— begin DATA ENTRIES —

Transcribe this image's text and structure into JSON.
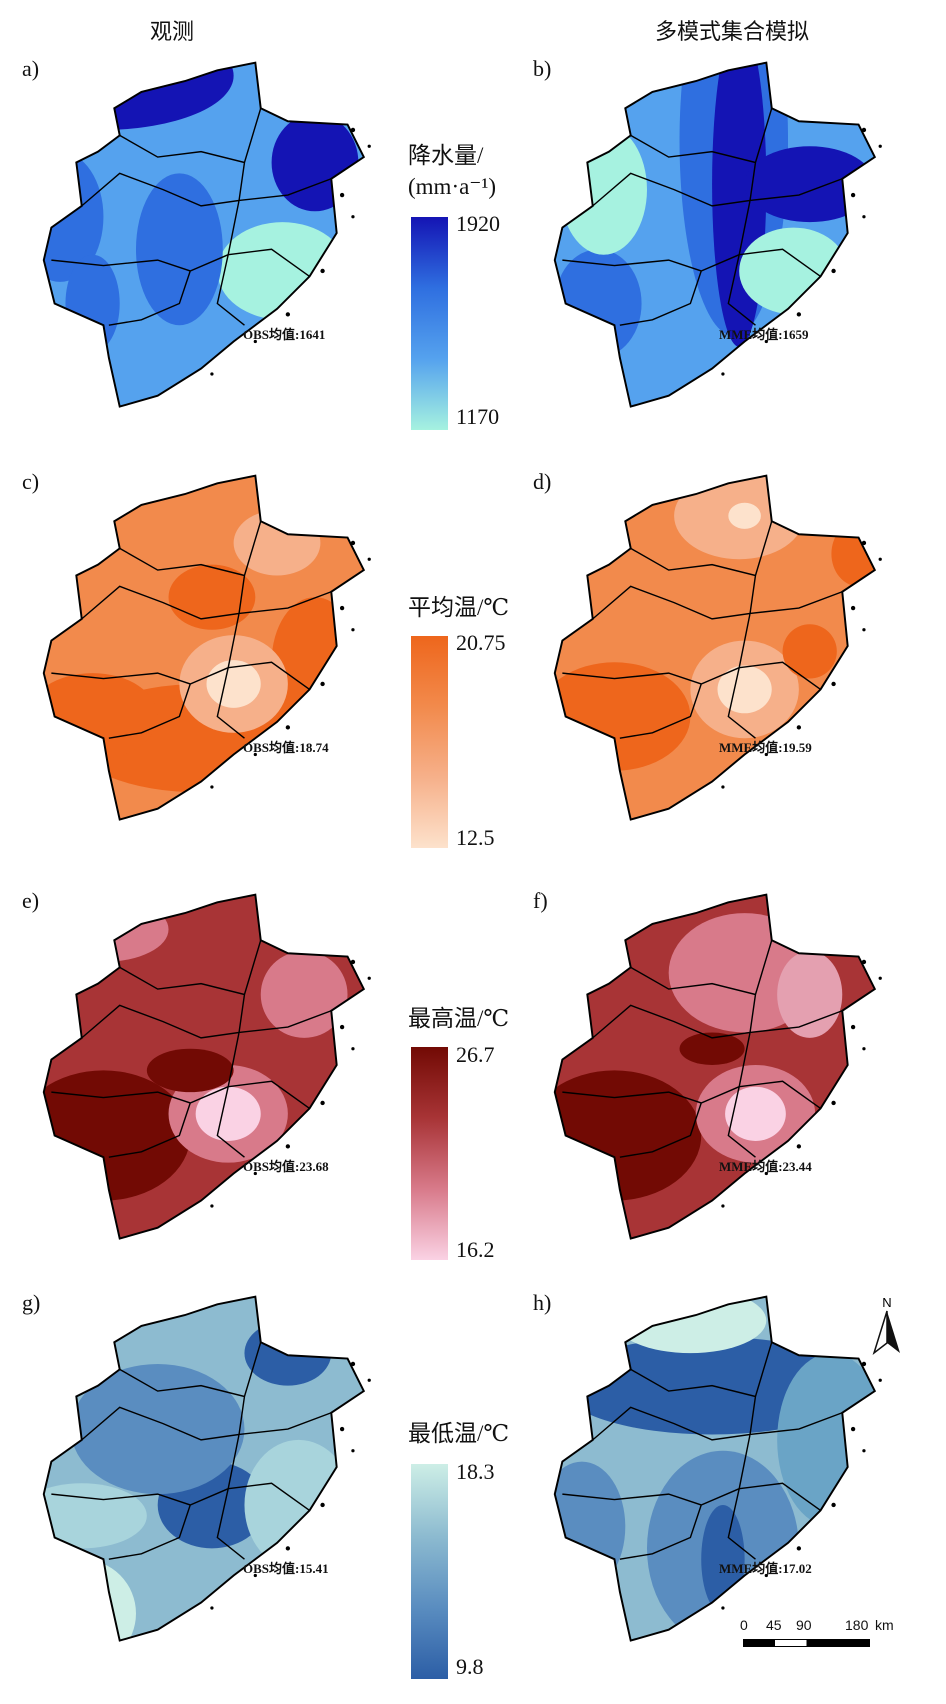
{
  "columns": {
    "left": "观测",
    "right": "多模式集合模拟"
  },
  "panels": [
    {
      "label": "a)",
      "mean": "OBS均值:1641"
    },
    {
      "label": "b)",
      "mean": "MME均值:1659"
    },
    {
      "label": "c)",
      "mean": "OBS均值:18.74"
    },
    {
      "label": "d)",
      "mean": "MME均值:19.59"
    },
    {
      "label": "e)",
      "mean": "OBS均值:23.68"
    },
    {
      "label": "f)",
      "mean": "MME均值:23.44"
    },
    {
      "label": "g)",
      "mean": "OBS均值:15.41"
    },
    {
      "label": "h)",
      "mean": "MME均值:17.02"
    }
  ],
  "legends": [
    {
      "title_line1": "降水量/",
      "title_line2": "(mm·a⁻¹)",
      "max": "1920",
      "min": "1170",
      "colors": [
        "#1414b4",
        "#2f6fe0",
        "#55a2ee",
        "#a6f2e0"
      ]
    },
    {
      "title_line1": "平均温/℃",
      "max": "20.75",
      "min": "12.5",
      "colors": [
        "#ee661c",
        "#f28a4c",
        "#f6b08a",
        "#fde2cc"
      ]
    },
    {
      "title_line1": "最高温/℃",
      "max": "26.7",
      "min": "16.2",
      "colors": [
        "#720a04",
        "#a83436",
        "#d87a8a",
        "#fad2e4"
      ]
    },
    {
      "title_line1": "最低温/℃",
      "max": "18.3",
      "min": "9.8",
      "colors": [
        "#cdeee6",
        "#8dbbd0",
        "#5a8dc0",
        "#2c5ea6"
      ]
    }
  ],
  "north_label": "N",
  "scale_bar": {
    "ticks": [
      "0",
      "45",
      "90",
      "180"
    ],
    "unit": "km"
  }
}
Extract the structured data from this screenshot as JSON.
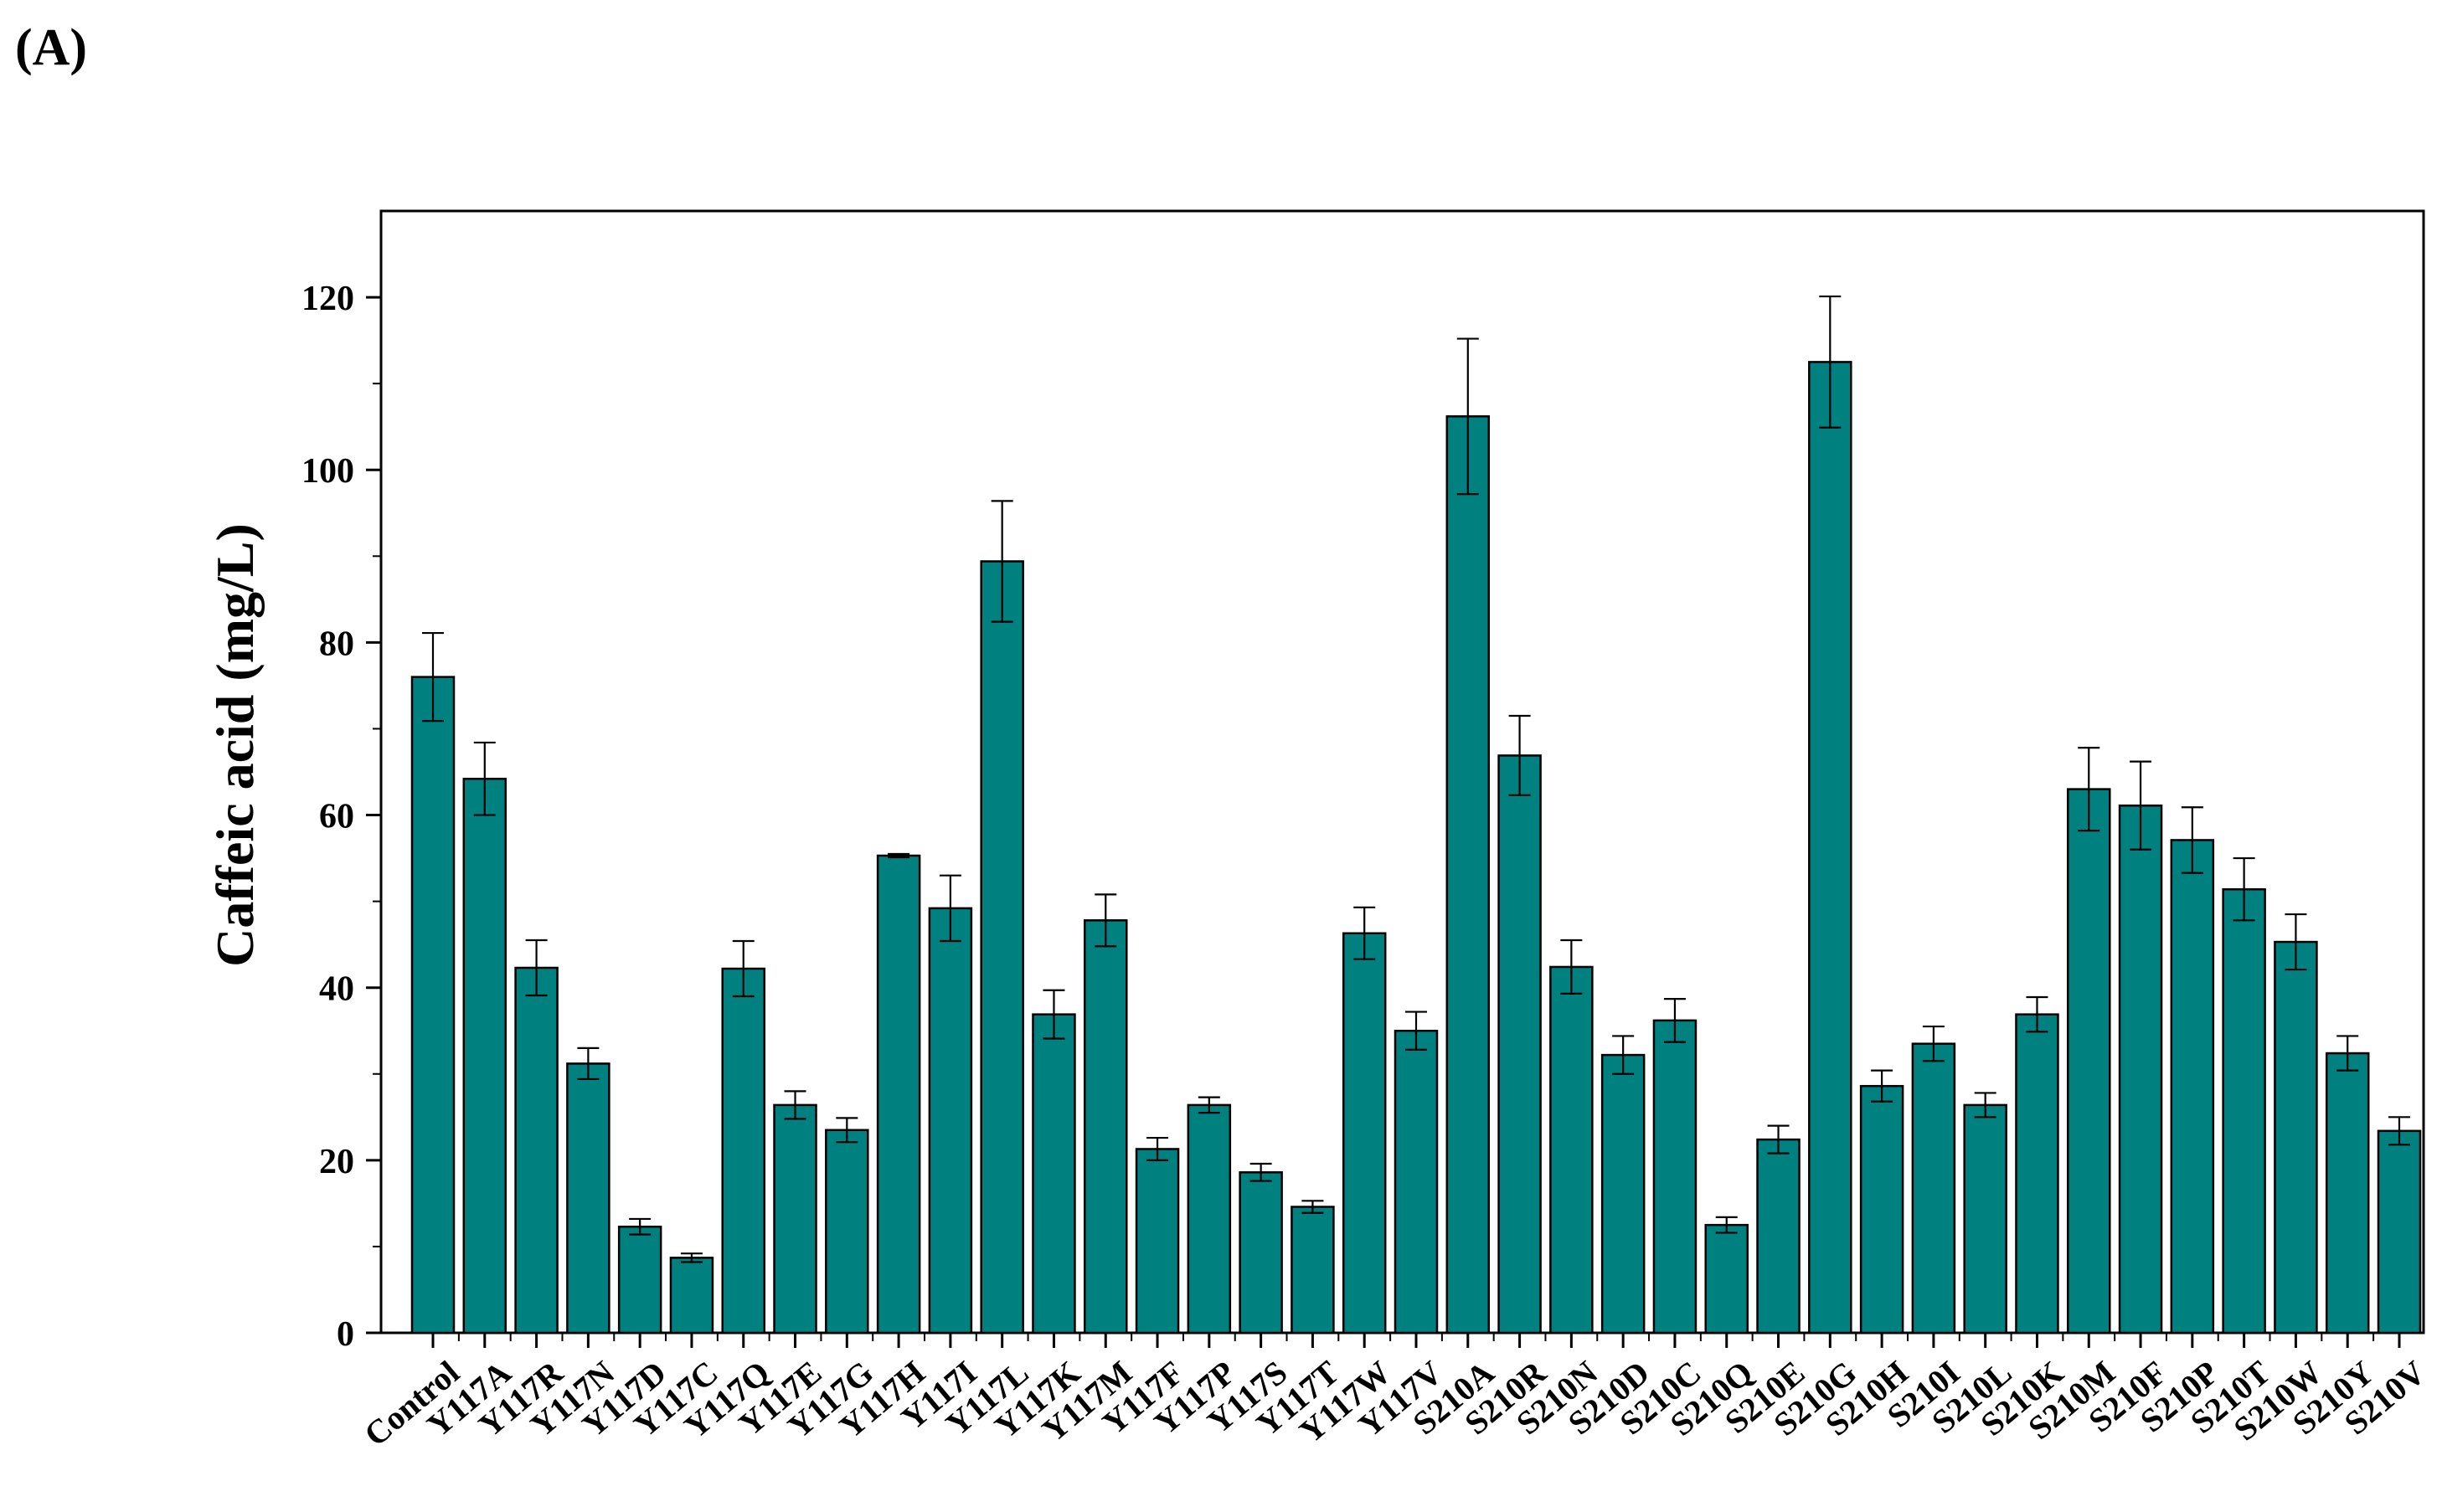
{
  "panel_label": "(A)",
  "colors": {
    "bar_fill": "#00807f",
    "bar_edge": "#000000",
    "axis": "#000000"
  },
  "chart_data": {
    "type": "bar",
    "title": "",
    "xlabel": "",
    "ylabel": "Caffeic acid (mg/L)",
    "ylim": [
      0,
      130
    ],
    "yticks": [
      0,
      20,
      40,
      60,
      80,
      100,
      120
    ],
    "grid": false,
    "legend": "none",
    "error_bars": true,
    "categories": [
      "Control",
      "Y117A",
      "Y117R",
      "Y117N",
      "Y117D",
      "Y117C",
      "Y117Q",
      "Y117E",
      "Y117G",
      "Y117H",
      "Y117I",
      "Y117L",
      "Y117K",
      "Y117M",
      "Y117F",
      "Y117P",
      "Y117S",
      "Y117T",
      "Y117W",
      "Y117V",
      "S210A",
      "S210R",
      "S210N",
      "S210D",
      "S210C",
      "S210Q",
      "S210E",
      "S210G",
      "S210H",
      "S210I",
      "S210L",
      "S210K",
      "S210M",
      "S210F",
      "S210P",
      "S210T",
      "S210W",
      "S210Y",
      "S210V"
    ],
    "values": [
      76,
      64.2,
      42.3,
      31.2,
      12.3,
      8.7,
      42.2,
      26.4,
      23.5,
      55.3,
      49.2,
      89.4,
      36.9,
      47.8,
      21.3,
      26.4,
      18.6,
      14.6,
      46.3,
      35.0,
      106.2,
      66.9,
      42.4,
      32.2,
      36.2,
      12.5,
      22.4,
      112.5,
      28.6,
      33.5,
      26.4,
      36.9,
      63.0,
      61.1,
      57.1,
      51.4,
      45.3,
      32.4,
      23.4
    ],
    "errors": [
      5.1,
      4.2,
      3.2,
      1.8,
      0.9,
      0.5,
      3.2,
      1.6,
      1.4,
      0.2,
      3.8,
      7.0,
      2.8,
      3.0,
      1.3,
      0.9,
      1.0,
      0.7,
      3.0,
      2.2,
      9.0,
      4.6,
      3.1,
      2.2,
      2.5,
      0.9,
      1.6,
      7.6,
      1.8,
      2.0,
      1.4,
      2.0,
      4.8,
      5.1,
      3.8,
      3.6,
      3.2,
      2.0,
      1.6
    ]
  }
}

— end DATA ENTRIES —

Repeat the entries exactly. Pictures are excluded from the copy.

Transcribe this image's text and structure into JSON.
{
  "columns": {
    "left": "观测",
    "right": "多模式集合模拟"
  },
  "panels": [
    {
      "label": "a)",
      "mean": "OBS均值:1641"
    },
    {
      "label": "b)",
      "mean": "MME均值:1659"
    },
    {
      "label": "c)",
      "mean": "OBS均值:18.74"
    },
    {
      "label": "d)",
      "mean": "MME均值:19.59"
    },
    {
      "label": "e)",
      "mean": "OBS均值:23.68"
    },
    {
      "label": "f)",
      "mean": "MME均值:23.44"
    },
    {
      "label": "g)",
      "mean": "OBS均值:15.41"
    },
    {
      "label": "h)",
      "mean": "MME均值:17.02"
    }
  ],
  "legends": [
    {
      "title_line1": "降水量/",
      "title_line2": "(mm·a⁻¹)",
      "max": "1920",
      "min": "1170",
      "colors": [
        "#1414b4",
        "#2f6fe0",
        "#55a2ee",
        "#a6f2e0"
      ]
    },
    {
      "title_line1": "平均温/℃",
      "max": "20.75",
      "min": "12.5",
      "colors": [
        "#ee661c",
        "#f28a4c",
        "#f6b08a",
        "#fde2cc"
      ]
    },
    {
      "title_line1": "最高温/℃",
      "max": "26.7",
      "min": "16.2",
      "colors": [
        "#720a04",
        "#a83436",
        "#d87a8a",
        "#fad2e4"
      ]
    },
    {
      "title_line1": "最低温/℃",
      "max": "18.3",
      "min": "9.8",
      "colors": [
        "#cdeee6",
        "#8dbbd0",
        "#5a8dc0",
        "#2c5ea6"
      ]
    }
  ],
  "north_label": "N",
  "scale_bar": {
    "ticks": [
      "0",
      "45",
      "90",
      "180"
    ],
    "unit": "km"
  }
}
Extract the structured data from this screenshot as JSON.
{
  "panel_label": "(A)",
  "colors": {
    "bar_fill": "#00807f",
    "bar_edge": "#000000",
    "axis": "#000000"
  },
  "chart_data": {
    "type": "bar",
    "title": "",
    "xlabel": "",
    "ylabel": "Caffeic acid (mg/L)",
    "ylim": [
      0,
      130
    ],
    "yticks": [
      0,
      20,
      40,
      60,
      80,
      100,
      120
    ],
    "grid": false,
    "legend": "none",
    "error_bars": true,
    "categories": [
      "Control",
      "Y117A",
      "Y117R",
      "Y117N",
      "Y117D",
      "Y117C",
      "Y117Q",
      "Y117E",
      "Y117G",
      "Y117H",
      "Y117I",
      "Y117L",
      "Y117K",
      "Y117M",
      "Y117F",
      "Y117P",
      "Y117S",
      "Y117T",
      "Y117W",
      "Y117V",
      "S210A",
      "S210R",
      "S210N",
      "S210D",
      "S210C",
      "S210Q",
      "S210E",
      "S210G",
      "S210H",
      "S210I",
      "S210L",
      "S210K",
      "S210M",
      "S210F",
      "S210P",
      "S210T",
      "S210W",
      "S210Y",
      "S210V"
    ],
    "values": [
      76,
      64.2,
      42.3,
      31.2,
      12.3,
      8.7,
      42.2,
      26.4,
      23.5,
      55.3,
      49.2,
      89.4,
      36.9,
      47.8,
      21.3,
      26.4,
      18.6,
      14.6,
      46.3,
      35.0,
      106.2,
      66.9,
      42.4,
      32.2,
      36.2,
      12.5,
      22.4,
      112.5,
      28.6,
      33.5,
      26.4,
      36.9,
      63.0,
      61.1,
      57.1,
      51.4,
      45.3,
      32.4,
      23.4
    ],
    "errors": [
      5.1,
      4.2,
      3.2,
      1.8,
      0.9,
      0.5,
      3.2,
      1.6,
      1.4,
      0.2,
      3.8,
      7.0,
      2.8,
      3.0,
      1.3,
      0.9,
      1.0,
      0.7,
      3.0,
      2.2,
      9.0,
      4.6,
      3.1,
      2.2,
      2.5,
      0.9,
      1.6,
      7.6,
      1.8,
      2.0,
      1.4,
      2.0,
      4.8,
      5.1,
      3.8,
      3.6,
      3.2,
      2.0,
      1.6
    ]
  }
}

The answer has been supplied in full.